- WHAT IS NEEDED: Omit the images. Copy each entry word for word.

— begin INPUT FOR THIS TASK —

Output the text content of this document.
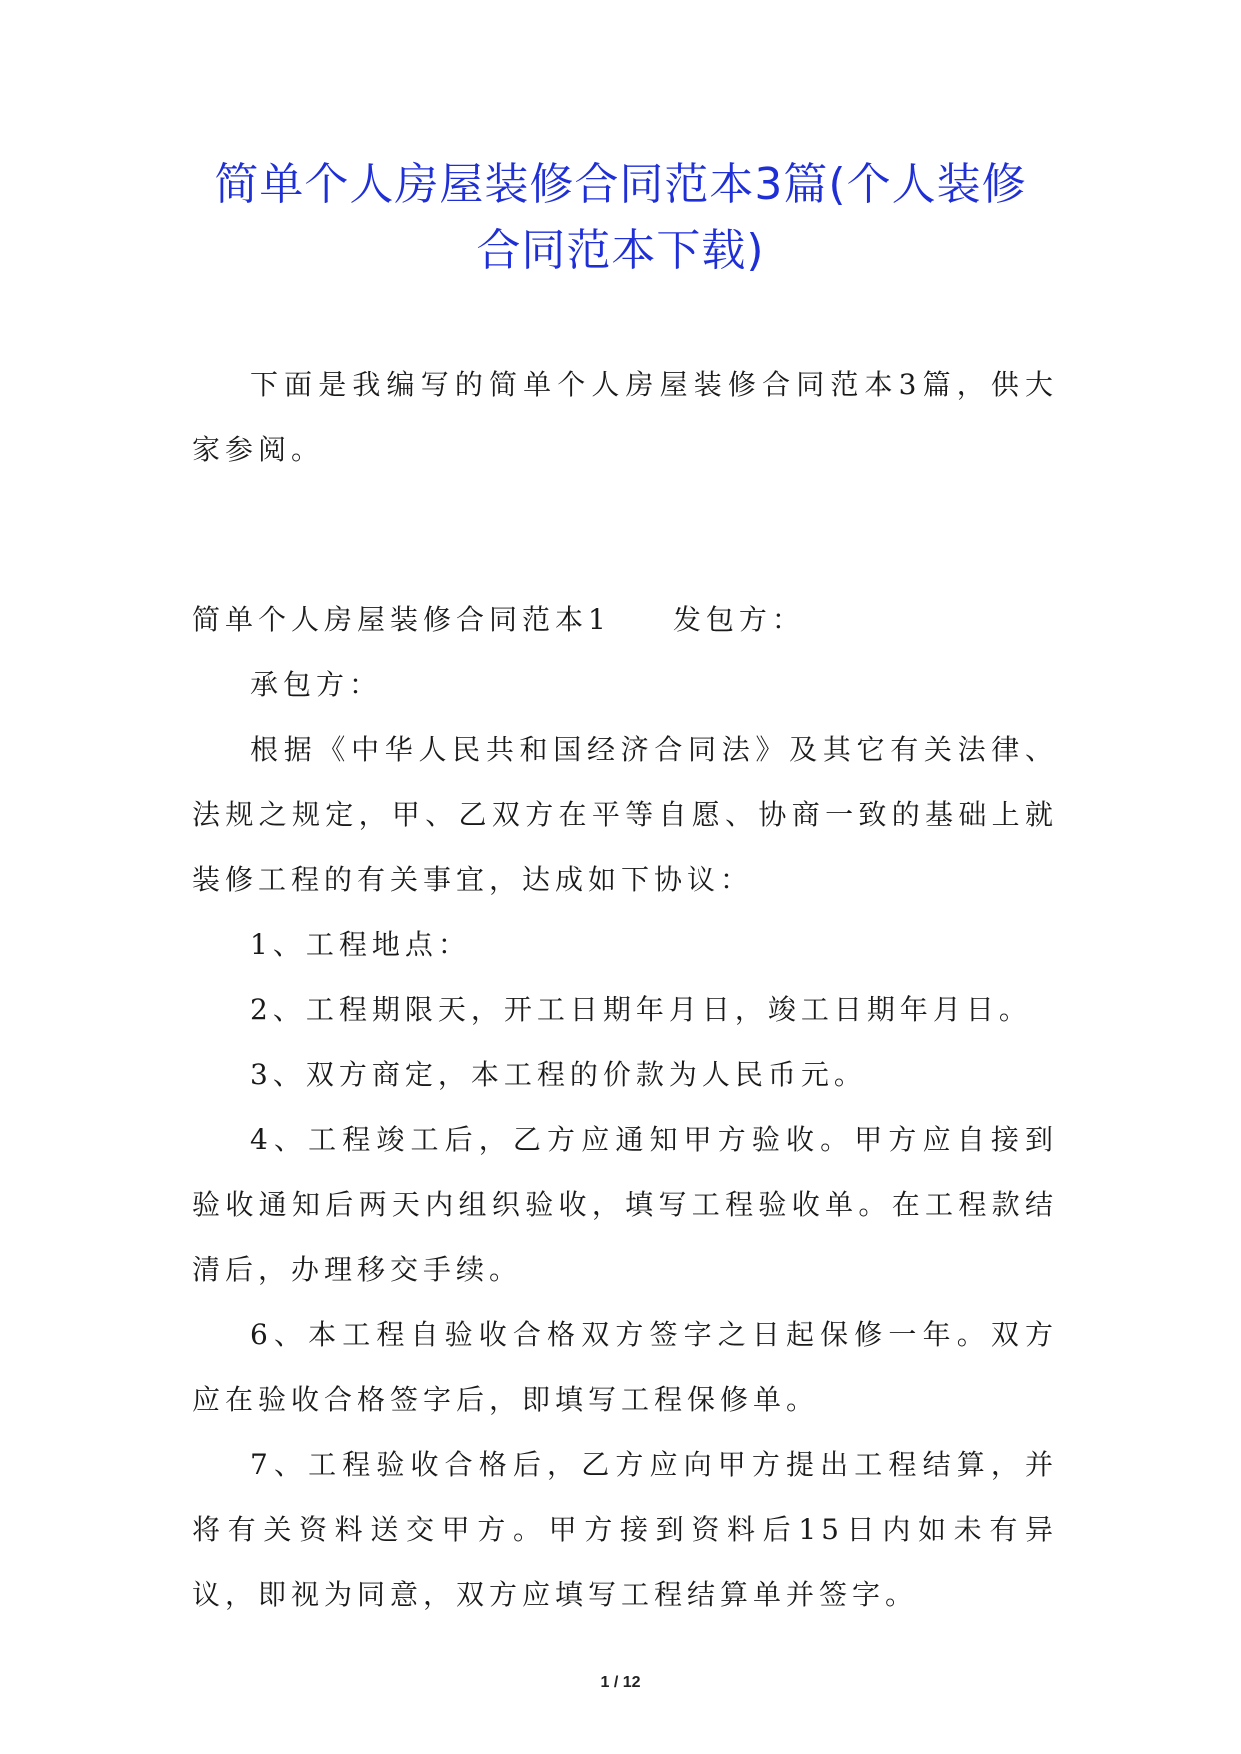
简单个人房屋装修合同范本3篇(个人装修
合同范本下载)

下面是我编写的简单个人房屋装修合同范本3篇，供大家参阅。

简单个人房屋装修合同范本1 发包方：

承包方：

根据《中华人民共和国经济合同法》及其它有关法律、法规之规定，甲、乙双方在平等自愿、协商一致的基础上就装修工程的有关事宜，达成如下协议：

1、工程地点：

2、工程期限天，开工日期年月日，竣工日期年月日。

3、双方商定，本工程的价款为人民币元。

4、工程竣工后，乙方应通知甲方验收。甲方应自接到验收通知后两天内组织验收，填写工程验收单。在工程款结清后，办理移交手续。

6、本工程自验收合格双方签字之日起保修一年。双方应在验收合格签字后，即填写工程保修单。

7、工程验收合格后，乙方应向甲方提出工程结算，并将有关资料送交甲方。甲方接到资料后15日内如未有异议，即视为同意，双方应填写工程结算单并签字。

1 / 12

— end INPUT FOR THIS TASK —

- EXERCISE RESPONSE:
Output the text content of this document.
简单个人房屋装修合同范本3篇(个人装修
合同范本下载)

下面是我编写的简单个人房屋装修合同范本3篇，供大家参阅。

简单个人房屋装修合同范本1 发包方：

承包方：

根据《中华人民共和国经济合同法》及其它有关法律、法规之规定，甲、乙双方在平等自愿、协商一致的基础上就装修工程的有关事宜，达成如下协议：

1、工程地点：

2、工程期限天，开工日期年月日，竣工日期年月日。

3、双方商定，本工程的价款为人民币元。

4、工程竣工后，乙方应通知甲方验收。甲方应自接到验收通知后两天内组织验收，填写工程验收单。在工程款结清后，办理移交手续。

6、本工程自验收合格双方签字之日起保修一年。双方应在验收合格签字后，即填写工程保修单。

7、工程验收合格后，乙方应向甲方提出工程结算，并将有关资料送交甲方。甲方接到资料后15日内如未有异议，即视为同意，双方应填写工程结算单并签字。

1 / 12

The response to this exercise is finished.